- [Data extract]:

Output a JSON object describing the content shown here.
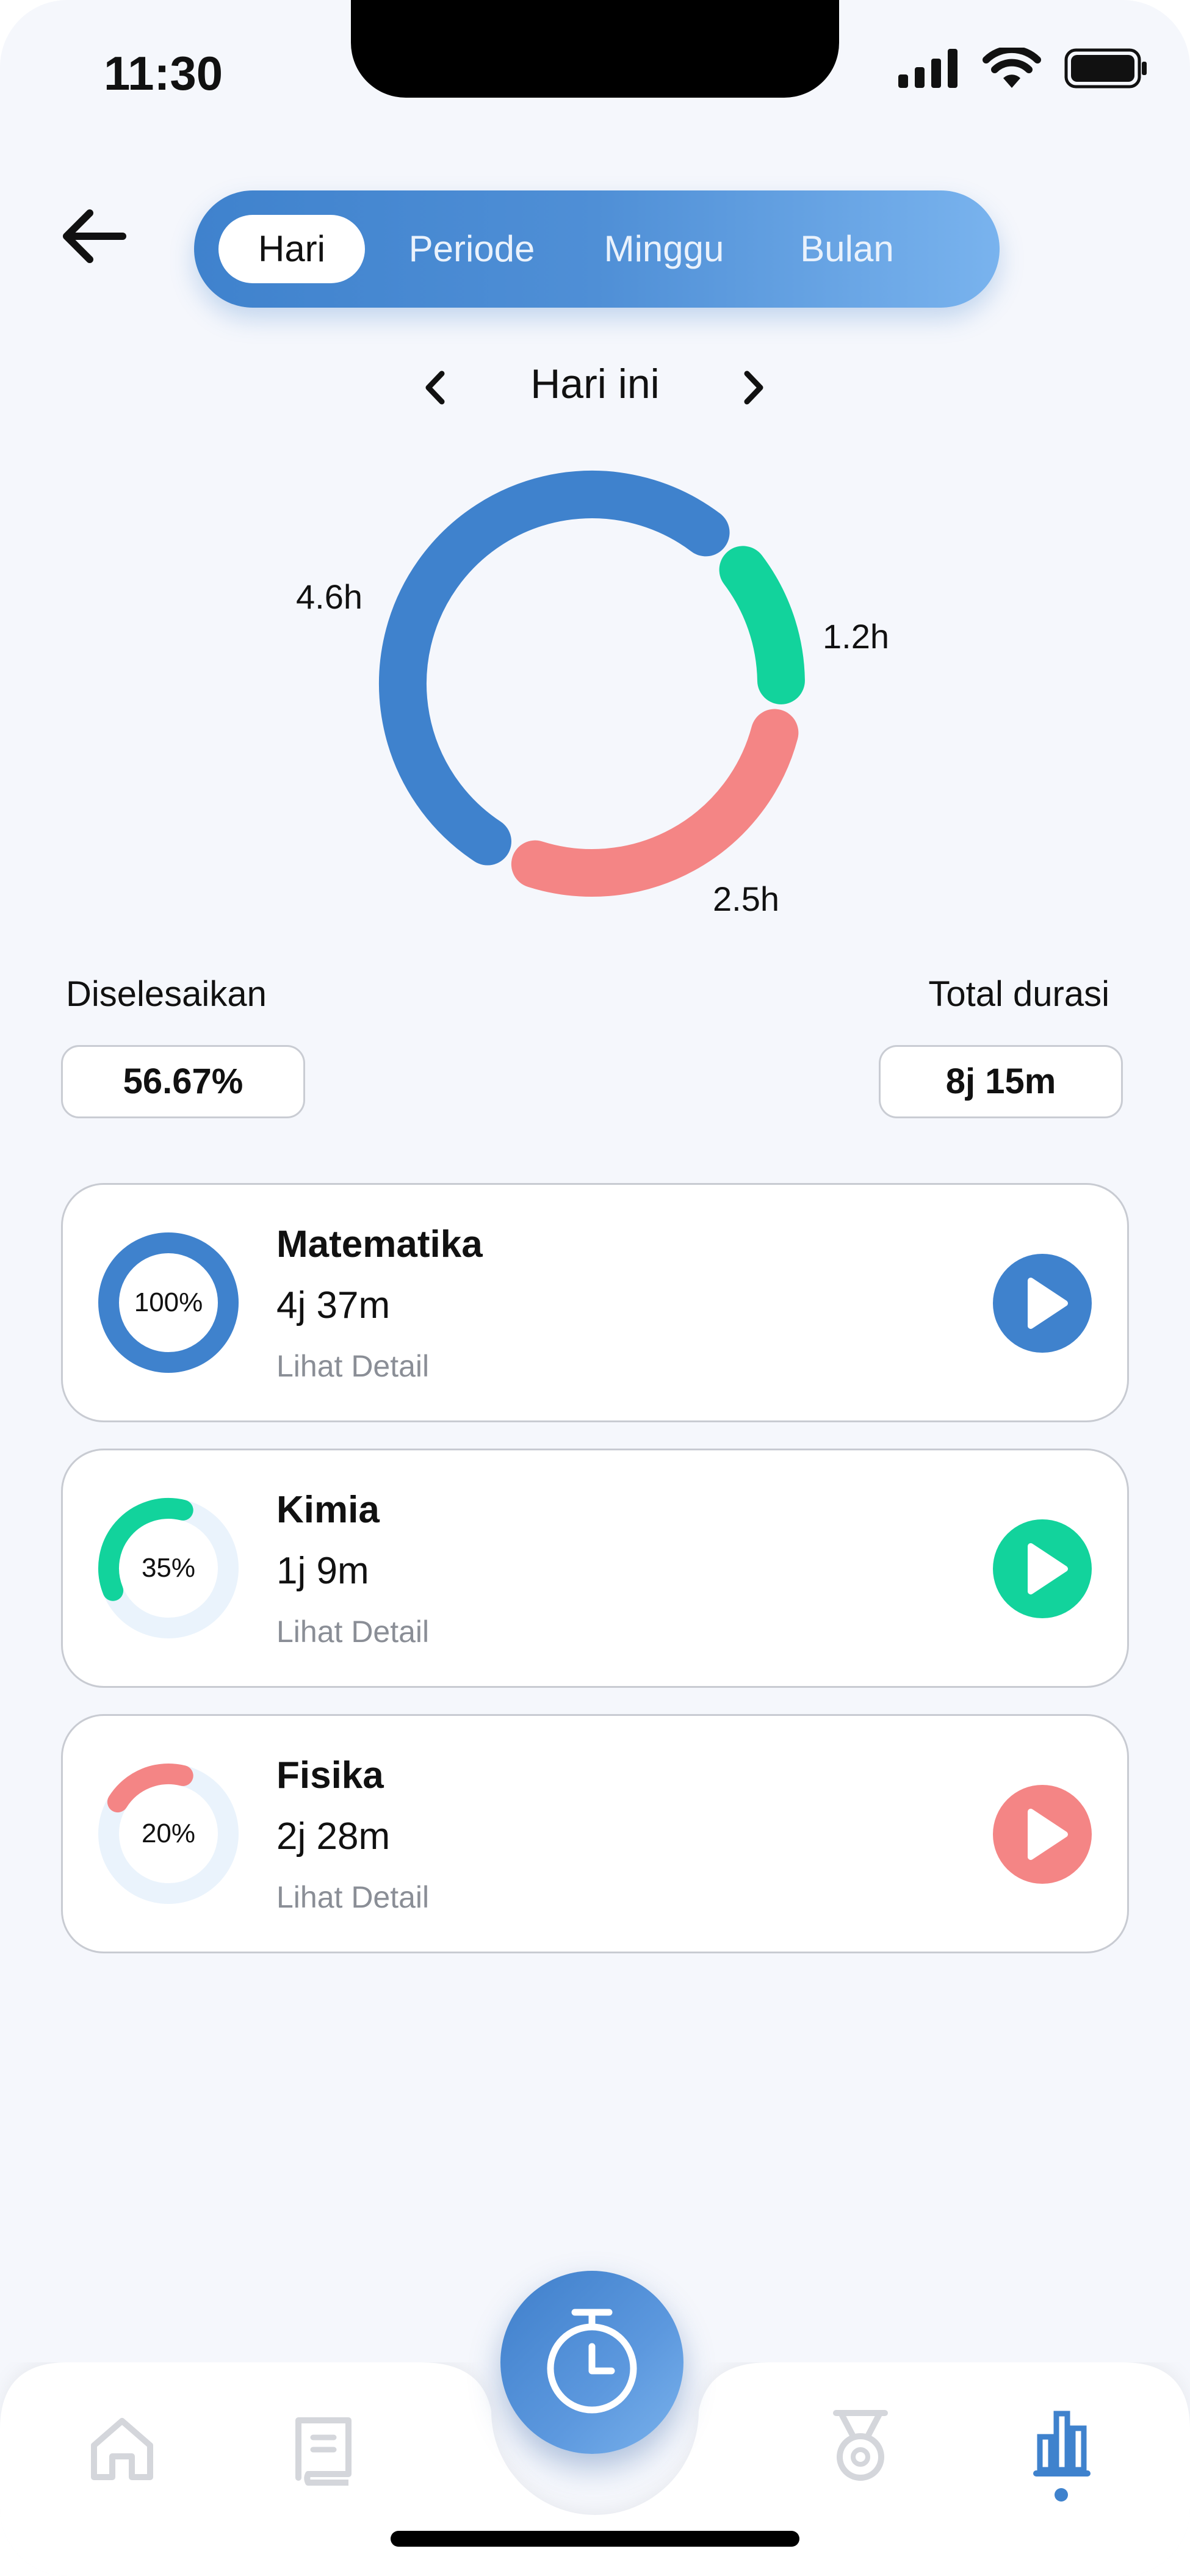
{
  "status_bar": {
    "time": "11:30"
  },
  "tabs": [
    {
      "label": "Hari",
      "active": true
    },
    {
      "label": "Periode",
      "active": false
    },
    {
      "label": "Minggu",
      "active": false
    },
    {
      "label": "Bulan",
      "active": false
    }
  ],
  "date_nav": {
    "label": "Hari ini"
  },
  "donut": {
    "segments": [
      {
        "label": "4.6h",
        "value": 4.6,
        "color": "#3f82cd"
      },
      {
        "label": "1.2h",
        "value": 1.2,
        "color": "#12d39c"
      },
      {
        "label": "2.5h",
        "value": 2.5,
        "color": "#f48585"
      }
    ]
  },
  "stats": {
    "completed_label": "Diselesaikan",
    "completed_value": "56.67%",
    "total_label": "Total durasi",
    "total_value": "8j 15m"
  },
  "subjects": [
    {
      "name": "Matematika",
      "duration": "4j  37m",
      "progress_text": "100%",
      "progress": 1.0,
      "detail": "Lihat Detail",
      "color": "#3f82cd"
    },
    {
      "name": "Kimia",
      "duration": "1j  9m",
      "progress_text": "35%",
      "progress": 0.35,
      "detail": "Lihat Detail",
      "color": "#12d39c"
    },
    {
      "name": "Fisika",
      "duration": "2j  28m",
      "progress_text": "20%",
      "progress": 0.2,
      "detail": "Lihat Detail",
      "color": "#f48585"
    }
  ],
  "colors": {
    "accent": "#3f82cd",
    "green": "#12d39c",
    "red": "#f48585",
    "track": "#eaf3fc",
    "inactive_icon": "#d4d6db"
  },
  "bottom_nav": {
    "items": [
      "home-icon",
      "book-icon",
      "stopwatch-icon",
      "medal-icon",
      "bar-chart-icon"
    ],
    "active": "bar-chart-icon"
  }
}
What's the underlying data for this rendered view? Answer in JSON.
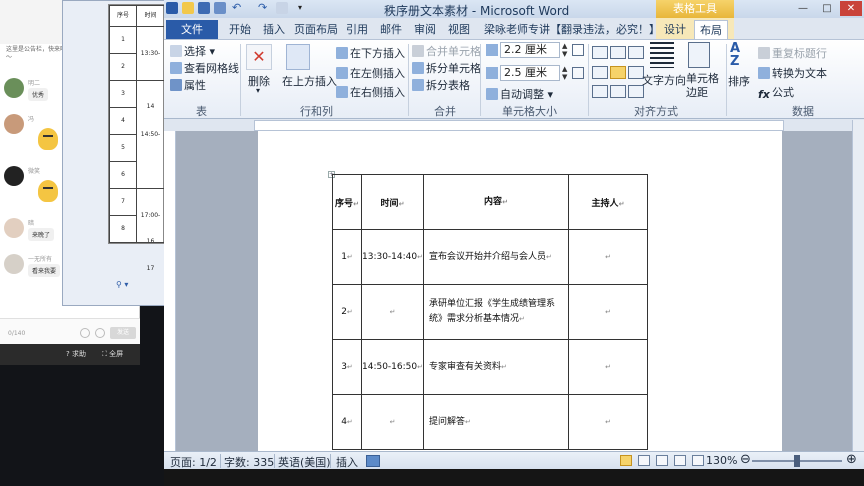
{
  "window": {
    "title": "秩序册文本素材 - Microsoft Word",
    "contextual_tool": "表格工具",
    "controls": [
      "—",
      "□",
      "✕"
    ]
  },
  "tabs": [
    "文件",
    "开始",
    "插入",
    "页面布局",
    "引用",
    "邮件",
    "审阅",
    "视图",
    "梁咏老师专讲【翻录违法，必究！】",
    "设计",
    "布局"
  ],
  "active_tab": "布局",
  "ribbon": {
    "groups": {
      "table": {
        "label": "表",
        "select": "选择",
        "gridlines": "查看网格线",
        "properties": "属性"
      },
      "delete": {
        "label": "删除"
      },
      "rows_cols": {
        "label": "行和列",
        "insert_above": "在上方插入",
        "insert_below": "在下方插入",
        "insert_left": "在左侧插入",
        "insert_right": "在右侧插入"
      },
      "merge": {
        "label": "合并",
        "merge_cells": "合并单元格",
        "split_cells": "拆分单元格",
        "split_table": "拆分表格"
      },
      "cell_size": {
        "label": "单元格大小",
        "height": "2.2 厘米",
        "width": "2.5 厘米",
        "autofit": "自动调整"
      },
      "alignment": {
        "label": "对齐方式",
        "text_direction": "文字方向",
        "cell_margins": "单元格边距"
      },
      "data": {
        "label": "数据",
        "sort": "排序",
        "repeat_header": "重复标题行",
        "convert_text": "转换为文本",
        "formula": "公式"
      }
    }
  },
  "document": {
    "headers": [
      "序号",
      "时间",
      "内容",
      "主持人"
    ],
    "rows": [
      {
        "no": "1",
        "time": "13:30-14:40",
        "content": "宣布会议开始并介绍与会人员",
        "host": ""
      },
      {
        "no": "2",
        "time": "",
        "content": "承研单位汇报《学生成绩管理系统》需求分析基本情况",
        "host": ""
      },
      {
        "no": "3",
        "time": "14:50-16:50",
        "content": "专家审查有关资料",
        "host": ""
      },
      {
        "no": "4",
        "time": "",
        "content": "提问解答",
        "host": ""
      }
    ]
  },
  "status": {
    "page": "页面: 1/2",
    "words": "字数: 335",
    "language": "英语(美国)",
    "mode": "插入",
    "zoom": "130%",
    "zoom_level": 130
  },
  "background": {
    "chat_notice": "这里是公告栏，快来吧～",
    "chat": [
      {
        "name": "明二",
        "text": "优秀"
      },
      {
        "name": "冯",
        "text": ""
      },
      {
        "name": "微笑",
        "text": ""
      },
      {
        "name": "晓",
        "text": ""
      },
      {
        "name": "暗",
        "text": "来晚了"
      },
      {
        "name": "一无所有",
        "text": "看来我要"
      }
    ],
    "char_count": "0/140",
    "send": "发送",
    "help": "求助",
    "fullscreen": "全屏",
    "table_headers": [
      "序号",
      "时间"
    ],
    "table_rows": [
      "1",
      "2",
      "3",
      "4",
      "5",
      "6",
      "7",
      "8"
    ],
    "table_times": [
      "13:30-14",
      "14:50-16",
      "17:00-17"
    ]
  },
  "colors": {
    "file_tab": "#2a5ba8",
    "contextual": "#e8b63a",
    "ribbon_text": "#1e2a3a"
  }
}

- [Directions]: Return the records exactly. Don't carry the pictures over.

- [Solved exercise]:
Output a JSON object describing the content shown here.
{
  "status_bar": {
    "time": "11:30"
  },
  "tabs": [
    {
      "label": "Hari",
      "active": true
    },
    {
      "label": "Periode",
      "active": false
    },
    {
      "label": "Minggu",
      "active": false
    },
    {
      "label": "Bulan",
      "active": false
    }
  ],
  "date_nav": {
    "label": "Hari ini"
  },
  "donut": {
    "segments": [
      {
        "label": "4.6h",
        "value": 4.6,
        "color": "#3f82cd"
      },
      {
        "label": "1.2h",
        "value": 1.2,
        "color": "#12d39c"
      },
      {
        "label": "2.5h",
        "value": 2.5,
        "color": "#f48585"
      }
    ]
  },
  "stats": {
    "completed_label": "Diselesaikan",
    "completed_value": "56.67%",
    "total_label": "Total durasi",
    "total_value": "8j 15m"
  },
  "subjects": [
    {
      "name": "Matematika",
      "duration": "4j  37m",
      "progress_text": "100%",
      "progress": 1.0,
      "detail": "Lihat Detail",
      "color": "#3f82cd"
    },
    {
      "name": "Kimia",
      "duration": "1j  9m",
      "progress_text": "35%",
      "progress": 0.35,
      "detail": "Lihat Detail",
      "color": "#12d39c"
    },
    {
      "name": "Fisika",
      "duration": "2j  28m",
      "progress_text": "20%",
      "progress": 0.2,
      "detail": "Lihat Detail",
      "color": "#f48585"
    }
  ],
  "colors": {
    "accent": "#3f82cd",
    "green": "#12d39c",
    "red": "#f48585",
    "track": "#eaf3fc",
    "inactive_icon": "#d4d6db"
  },
  "bottom_nav": {
    "items": [
      "home-icon",
      "book-icon",
      "stopwatch-icon",
      "medal-icon",
      "bar-chart-icon"
    ],
    "active": "bar-chart-icon"
  }
}
What's the underlying data for this rendered view? Answer in JSON.
{
  "window": {
    "title": "秩序册文本素材 - Microsoft Word",
    "contextual_tool": "表格工具",
    "controls": [
      "—",
      "□",
      "✕"
    ]
  },
  "tabs": [
    "文件",
    "开始",
    "插入",
    "页面布局",
    "引用",
    "邮件",
    "审阅",
    "视图",
    "梁咏老师专讲【翻录违法，必究！】",
    "设计",
    "布局"
  ],
  "active_tab": "布局",
  "ribbon": {
    "groups": {
      "table": {
        "label": "表",
        "select": "选择",
        "gridlines": "查看网格线",
        "properties": "属性"
      },
      "delete": {
        "label": "删除"
      },
      "rows_cols": {
        "label": "行和列",
        "insert_above": "在上方插入",
        "insert_below": "在下方插入",
        "insert_left": "在左侧插入",
        "insert_right": "在右侧插入"
      },
      "merge": {
        "label": "合并",
        "merge_cells": "合并单元格",
        "split_cells": "拆分单元格",
        "split_table": "拆分表格"
      },
      "cell_size": {
        "label": "单元格大小",
        "height": "2.2 厘米",
        "width": "2.5 厘米",
        "autofit": "自动调整"
      },
      "alignment": {
        "label": "对齐方式",
        "text_direction": "文字方向",
        "cell_margins": "单元格边距"
      },
      "data": {
        "label": "数据",
        "sort": "排序",
        "repeat_header": "重复标题行",
        "convert_text": "转换为文本",
        "formula": "公式"
      }
    }
  },
  "document": {
    "headers": [
      "序号",
      "时间",
      "内容",
      "主持人"
    ],
    "rows": [
      {
        "no": "1",
        "time": "13:30-14:40",
        "content": "宣布会议开始并介绍与会人员",
        "host": ""
      },
      {
        "no": "2",
        "time": "",
        "content": "承研单位汇报《学生成绩管理系统》需求分析基本情况",
        "host": ""
      },
      {
        "no": "3",
        "time": "14:50-16:50",
        "content": "专家审查有关资料",
        "host": ""
      },
      {
        "no": "4",
        "time": "",
        "content": "提问解答",
        "host": ""
      }
    ]
  },
  "status": {
    "page": "页面: 1/2",
    "words": "字数: 335",
    "language": "英语(美国)",
    "mode": "插入",
    "zoom": "130%",
    "zoom_level": 130
  },
  "background": {
    "chat_notice": "这里是公告栏，快来吧～",
    "chat": [
      {
        "name": "明二",
        "text": "优秀"
      },
      {
        "name": "冯",
        "text": ""
      },
      {
        "name": "微笑",
        "text": ""
      },
      {
        "name": "晓",
        "text": ""
      },
      {
        "name": "暗",
        "text": "来晚了"
      },
      {
        "name": "一无所有",
        "text": "看来我要"
      }
    ],
    "char_count": "0/140",
    "send": "发送",
    "help": "求助",
    "fullscreen": "全屏",
    "table_headers": [
      "序号",
      "时间"
    ],
    "table_rows": [
      "1",
      "2",
      "3",
      "4",
      "5",
      "6",
      "7",
      "8"
    ],
    "table_times": [
      "13:30-14",
      "14:50-16",
      "17:00-17"
    ]
  },
  "colors": {
    "file_tab": "#2a5ba8",
    "contextual": "#e8b63a",
    "ribbon_text": "#1e2a3a"
  }
}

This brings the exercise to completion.